GIVEN ENTRIES:
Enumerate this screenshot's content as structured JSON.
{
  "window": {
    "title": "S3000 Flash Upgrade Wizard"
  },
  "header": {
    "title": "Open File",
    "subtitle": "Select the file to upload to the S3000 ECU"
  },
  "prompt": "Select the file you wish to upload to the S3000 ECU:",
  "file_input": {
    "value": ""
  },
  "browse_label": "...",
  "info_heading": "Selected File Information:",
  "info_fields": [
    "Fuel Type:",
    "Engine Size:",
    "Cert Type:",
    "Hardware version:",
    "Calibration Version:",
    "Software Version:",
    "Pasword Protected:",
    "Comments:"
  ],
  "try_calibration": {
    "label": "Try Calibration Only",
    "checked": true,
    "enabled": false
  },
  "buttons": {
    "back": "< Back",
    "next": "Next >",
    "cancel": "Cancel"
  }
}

WORK TO DO: Recopy the entries above exactly, with every line included.

PROBLEM SOLUTION:
Enumerate this screenshot's content as structured JSON.
{
  "window": {
    "title": "S3000 Flash Upgrade Wizard"
  },
  "header": {
    "title": "Open File",
    "subtitle": "Select the file to upload to the S3000 ECU"
  },
  "prompt": "Select the file you wish to upload to the S3000 ECU:",
  "file_input": {
    "value": ""
  },
  "browse_label": "...",
  "info_heading": "Selected File Information:",
  "info_fields": [
    "Fuel Type:",
    "Engine Size:",
    "Cert Type:",
    "Hardware version:",
    "Calibration Version:",
    "Software Version:",
    "Pasword Protected:",
    "Comments:"
  ],
  "try_calibration": {
    "label": "Try Calibration Only",
    "checked": true,
    "enabled": false
  },
  "buttons": {
    "back": "< Back",
    "next": "Next >",
    "cancel": "Cancel"
  }
}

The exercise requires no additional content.